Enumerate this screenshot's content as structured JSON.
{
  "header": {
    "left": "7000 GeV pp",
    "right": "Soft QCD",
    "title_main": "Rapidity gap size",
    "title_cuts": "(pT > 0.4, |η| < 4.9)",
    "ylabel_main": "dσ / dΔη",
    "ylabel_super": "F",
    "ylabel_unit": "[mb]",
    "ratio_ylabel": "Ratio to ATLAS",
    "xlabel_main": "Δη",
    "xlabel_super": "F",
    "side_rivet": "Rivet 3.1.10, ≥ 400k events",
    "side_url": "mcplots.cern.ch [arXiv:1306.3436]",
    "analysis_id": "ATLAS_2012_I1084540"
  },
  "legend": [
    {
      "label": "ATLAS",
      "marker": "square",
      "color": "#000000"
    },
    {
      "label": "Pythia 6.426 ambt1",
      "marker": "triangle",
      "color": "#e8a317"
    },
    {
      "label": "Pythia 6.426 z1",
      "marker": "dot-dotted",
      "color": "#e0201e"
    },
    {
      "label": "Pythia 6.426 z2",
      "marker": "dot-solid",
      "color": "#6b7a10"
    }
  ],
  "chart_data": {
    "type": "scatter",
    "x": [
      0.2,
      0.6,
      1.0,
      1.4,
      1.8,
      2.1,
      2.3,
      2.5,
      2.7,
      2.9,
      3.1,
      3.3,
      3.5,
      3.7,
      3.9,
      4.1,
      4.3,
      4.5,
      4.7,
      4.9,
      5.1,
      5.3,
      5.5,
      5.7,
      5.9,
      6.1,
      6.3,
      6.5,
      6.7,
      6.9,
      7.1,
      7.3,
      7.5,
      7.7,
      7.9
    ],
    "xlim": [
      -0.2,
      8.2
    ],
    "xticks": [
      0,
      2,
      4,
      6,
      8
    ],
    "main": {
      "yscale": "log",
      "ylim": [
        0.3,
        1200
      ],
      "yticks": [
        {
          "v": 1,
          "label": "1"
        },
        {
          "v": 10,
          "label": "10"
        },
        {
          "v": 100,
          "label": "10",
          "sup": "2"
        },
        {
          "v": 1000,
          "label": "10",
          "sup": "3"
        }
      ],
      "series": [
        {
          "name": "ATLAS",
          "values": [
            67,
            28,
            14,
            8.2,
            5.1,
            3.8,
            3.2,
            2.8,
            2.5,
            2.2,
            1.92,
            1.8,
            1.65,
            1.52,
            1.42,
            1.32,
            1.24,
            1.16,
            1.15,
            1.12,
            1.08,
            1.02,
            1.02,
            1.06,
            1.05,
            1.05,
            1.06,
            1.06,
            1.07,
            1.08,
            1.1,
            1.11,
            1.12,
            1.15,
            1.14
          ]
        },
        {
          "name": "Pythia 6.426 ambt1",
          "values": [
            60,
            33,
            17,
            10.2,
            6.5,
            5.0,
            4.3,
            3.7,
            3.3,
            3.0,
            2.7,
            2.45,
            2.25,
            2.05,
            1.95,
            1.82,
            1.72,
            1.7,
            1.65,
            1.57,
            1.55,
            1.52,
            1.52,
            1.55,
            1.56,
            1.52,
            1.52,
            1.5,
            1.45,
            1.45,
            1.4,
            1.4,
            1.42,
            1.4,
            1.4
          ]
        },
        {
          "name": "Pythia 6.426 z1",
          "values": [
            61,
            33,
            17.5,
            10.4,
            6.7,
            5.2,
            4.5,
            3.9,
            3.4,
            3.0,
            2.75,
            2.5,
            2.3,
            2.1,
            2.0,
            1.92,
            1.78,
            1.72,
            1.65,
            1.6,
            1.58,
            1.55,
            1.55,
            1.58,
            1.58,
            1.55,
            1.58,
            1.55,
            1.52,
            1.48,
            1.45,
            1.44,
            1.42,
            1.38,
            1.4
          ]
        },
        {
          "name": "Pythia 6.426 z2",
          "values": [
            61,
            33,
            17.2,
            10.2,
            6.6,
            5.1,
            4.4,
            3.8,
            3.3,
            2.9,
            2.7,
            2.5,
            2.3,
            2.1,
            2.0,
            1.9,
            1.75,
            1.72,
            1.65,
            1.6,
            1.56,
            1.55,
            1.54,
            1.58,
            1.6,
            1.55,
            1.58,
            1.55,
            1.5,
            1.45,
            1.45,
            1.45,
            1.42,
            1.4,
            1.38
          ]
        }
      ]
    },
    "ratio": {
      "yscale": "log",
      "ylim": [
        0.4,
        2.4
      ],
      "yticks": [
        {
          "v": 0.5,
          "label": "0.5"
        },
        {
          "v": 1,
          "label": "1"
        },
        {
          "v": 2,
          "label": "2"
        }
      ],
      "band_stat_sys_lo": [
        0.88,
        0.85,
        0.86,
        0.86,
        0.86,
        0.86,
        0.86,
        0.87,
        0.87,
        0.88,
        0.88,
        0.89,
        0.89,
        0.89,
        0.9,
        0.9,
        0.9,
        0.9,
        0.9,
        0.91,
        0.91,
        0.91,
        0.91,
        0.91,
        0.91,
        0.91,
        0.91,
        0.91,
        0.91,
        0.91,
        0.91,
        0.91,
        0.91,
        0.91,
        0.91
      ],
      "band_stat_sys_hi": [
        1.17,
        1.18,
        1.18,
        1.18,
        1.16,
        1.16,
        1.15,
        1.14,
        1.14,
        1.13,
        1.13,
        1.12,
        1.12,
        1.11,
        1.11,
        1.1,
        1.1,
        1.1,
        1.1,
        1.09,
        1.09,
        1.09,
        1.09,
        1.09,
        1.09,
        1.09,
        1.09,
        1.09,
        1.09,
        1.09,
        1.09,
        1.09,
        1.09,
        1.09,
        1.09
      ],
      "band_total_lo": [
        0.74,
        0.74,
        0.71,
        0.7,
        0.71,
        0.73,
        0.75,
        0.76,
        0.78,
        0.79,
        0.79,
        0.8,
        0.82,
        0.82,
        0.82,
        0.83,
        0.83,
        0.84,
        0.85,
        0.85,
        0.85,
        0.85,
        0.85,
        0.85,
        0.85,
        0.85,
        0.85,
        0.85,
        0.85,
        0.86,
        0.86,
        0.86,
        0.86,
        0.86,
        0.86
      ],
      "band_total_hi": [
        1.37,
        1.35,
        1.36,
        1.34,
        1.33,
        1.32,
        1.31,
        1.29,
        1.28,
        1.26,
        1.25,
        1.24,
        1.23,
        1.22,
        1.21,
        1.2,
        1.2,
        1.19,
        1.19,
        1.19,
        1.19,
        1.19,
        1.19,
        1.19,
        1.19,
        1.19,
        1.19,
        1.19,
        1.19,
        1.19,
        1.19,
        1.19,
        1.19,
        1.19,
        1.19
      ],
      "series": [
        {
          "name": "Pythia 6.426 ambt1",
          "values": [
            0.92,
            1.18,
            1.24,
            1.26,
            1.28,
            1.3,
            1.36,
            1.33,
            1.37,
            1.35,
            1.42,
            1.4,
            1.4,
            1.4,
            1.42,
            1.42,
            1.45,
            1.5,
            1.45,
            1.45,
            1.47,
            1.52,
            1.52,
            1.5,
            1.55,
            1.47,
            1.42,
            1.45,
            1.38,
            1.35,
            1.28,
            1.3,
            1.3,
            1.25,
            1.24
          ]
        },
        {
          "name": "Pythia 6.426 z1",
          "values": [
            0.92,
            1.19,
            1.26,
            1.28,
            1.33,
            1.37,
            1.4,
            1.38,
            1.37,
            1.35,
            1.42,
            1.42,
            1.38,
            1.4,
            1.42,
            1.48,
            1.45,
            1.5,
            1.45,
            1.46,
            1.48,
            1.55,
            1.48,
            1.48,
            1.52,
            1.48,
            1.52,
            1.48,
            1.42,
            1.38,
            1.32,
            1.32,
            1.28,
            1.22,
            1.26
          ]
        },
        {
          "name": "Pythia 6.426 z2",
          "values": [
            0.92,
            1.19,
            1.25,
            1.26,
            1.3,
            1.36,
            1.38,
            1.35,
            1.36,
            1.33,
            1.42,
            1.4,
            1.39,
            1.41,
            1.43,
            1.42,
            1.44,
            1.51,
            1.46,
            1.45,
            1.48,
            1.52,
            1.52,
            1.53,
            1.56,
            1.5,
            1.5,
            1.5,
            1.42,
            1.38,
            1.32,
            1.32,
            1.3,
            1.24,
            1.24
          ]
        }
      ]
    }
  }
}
---
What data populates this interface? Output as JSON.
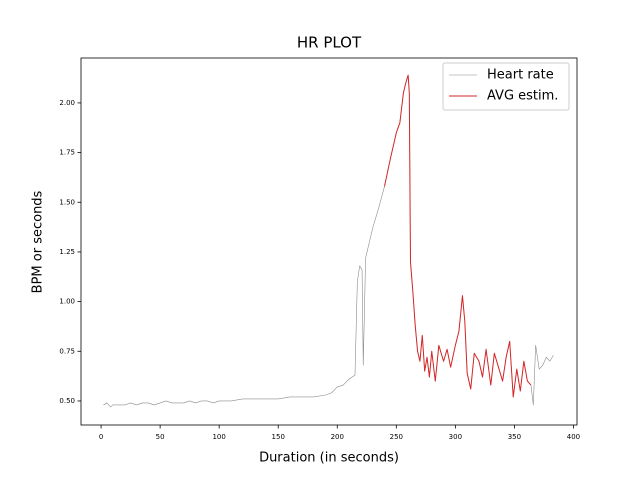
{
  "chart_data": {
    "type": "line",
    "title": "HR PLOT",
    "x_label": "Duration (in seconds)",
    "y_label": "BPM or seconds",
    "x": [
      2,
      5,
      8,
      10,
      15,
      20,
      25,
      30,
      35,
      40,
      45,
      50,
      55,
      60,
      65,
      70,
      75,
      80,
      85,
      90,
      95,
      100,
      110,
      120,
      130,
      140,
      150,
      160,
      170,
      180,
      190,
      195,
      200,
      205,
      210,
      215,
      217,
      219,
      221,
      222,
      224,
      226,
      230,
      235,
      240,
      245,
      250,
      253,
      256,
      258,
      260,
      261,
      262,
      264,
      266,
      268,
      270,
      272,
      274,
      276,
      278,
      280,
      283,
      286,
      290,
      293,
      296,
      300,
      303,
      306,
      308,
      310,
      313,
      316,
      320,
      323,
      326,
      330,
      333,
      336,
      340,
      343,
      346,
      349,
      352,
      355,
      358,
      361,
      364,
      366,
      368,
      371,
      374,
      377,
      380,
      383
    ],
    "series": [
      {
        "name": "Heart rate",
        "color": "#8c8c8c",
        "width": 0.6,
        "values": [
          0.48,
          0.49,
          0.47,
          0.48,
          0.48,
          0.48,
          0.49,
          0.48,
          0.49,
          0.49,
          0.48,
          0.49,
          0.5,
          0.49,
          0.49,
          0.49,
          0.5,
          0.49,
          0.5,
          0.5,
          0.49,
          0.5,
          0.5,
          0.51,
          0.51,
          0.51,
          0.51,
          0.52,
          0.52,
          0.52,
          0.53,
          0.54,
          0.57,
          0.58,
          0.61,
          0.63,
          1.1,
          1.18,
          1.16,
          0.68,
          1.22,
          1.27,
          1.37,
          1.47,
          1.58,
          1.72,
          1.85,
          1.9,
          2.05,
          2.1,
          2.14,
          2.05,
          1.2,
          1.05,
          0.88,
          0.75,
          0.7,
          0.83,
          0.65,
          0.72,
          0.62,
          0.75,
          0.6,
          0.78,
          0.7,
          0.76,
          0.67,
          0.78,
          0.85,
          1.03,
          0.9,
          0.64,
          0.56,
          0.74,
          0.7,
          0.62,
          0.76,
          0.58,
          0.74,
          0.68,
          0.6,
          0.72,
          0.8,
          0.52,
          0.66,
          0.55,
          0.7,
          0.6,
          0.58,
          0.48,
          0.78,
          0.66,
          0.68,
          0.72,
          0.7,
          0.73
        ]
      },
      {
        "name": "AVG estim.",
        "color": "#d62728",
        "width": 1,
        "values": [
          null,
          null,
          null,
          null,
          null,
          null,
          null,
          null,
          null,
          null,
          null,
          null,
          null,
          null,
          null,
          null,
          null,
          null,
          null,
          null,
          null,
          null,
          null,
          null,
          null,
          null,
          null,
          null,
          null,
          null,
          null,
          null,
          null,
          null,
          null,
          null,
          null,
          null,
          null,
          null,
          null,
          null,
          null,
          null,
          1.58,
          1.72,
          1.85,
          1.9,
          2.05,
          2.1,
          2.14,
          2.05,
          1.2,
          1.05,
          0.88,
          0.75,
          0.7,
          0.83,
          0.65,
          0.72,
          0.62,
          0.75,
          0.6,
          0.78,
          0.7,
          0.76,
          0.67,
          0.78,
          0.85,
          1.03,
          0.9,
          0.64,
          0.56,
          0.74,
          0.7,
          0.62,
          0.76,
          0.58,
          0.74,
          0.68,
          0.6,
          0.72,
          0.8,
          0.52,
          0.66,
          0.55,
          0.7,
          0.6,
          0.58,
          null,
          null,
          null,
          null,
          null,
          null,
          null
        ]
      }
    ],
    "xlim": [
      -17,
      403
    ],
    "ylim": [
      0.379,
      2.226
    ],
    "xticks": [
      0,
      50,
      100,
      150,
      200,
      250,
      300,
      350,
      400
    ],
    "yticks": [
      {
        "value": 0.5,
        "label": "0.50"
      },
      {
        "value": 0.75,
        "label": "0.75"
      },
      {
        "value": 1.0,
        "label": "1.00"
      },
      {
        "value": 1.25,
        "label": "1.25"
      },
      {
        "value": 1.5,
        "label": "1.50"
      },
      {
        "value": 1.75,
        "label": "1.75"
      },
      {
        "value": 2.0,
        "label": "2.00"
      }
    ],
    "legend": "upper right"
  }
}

■ The problem ■
Filter the entries and copy out every line with the word "marker".

■ Output for this exercise ■
      "marker": "square",
      "marker": "triangle",
      "marker": "dot-dotted",
      "marker": "dot-solid",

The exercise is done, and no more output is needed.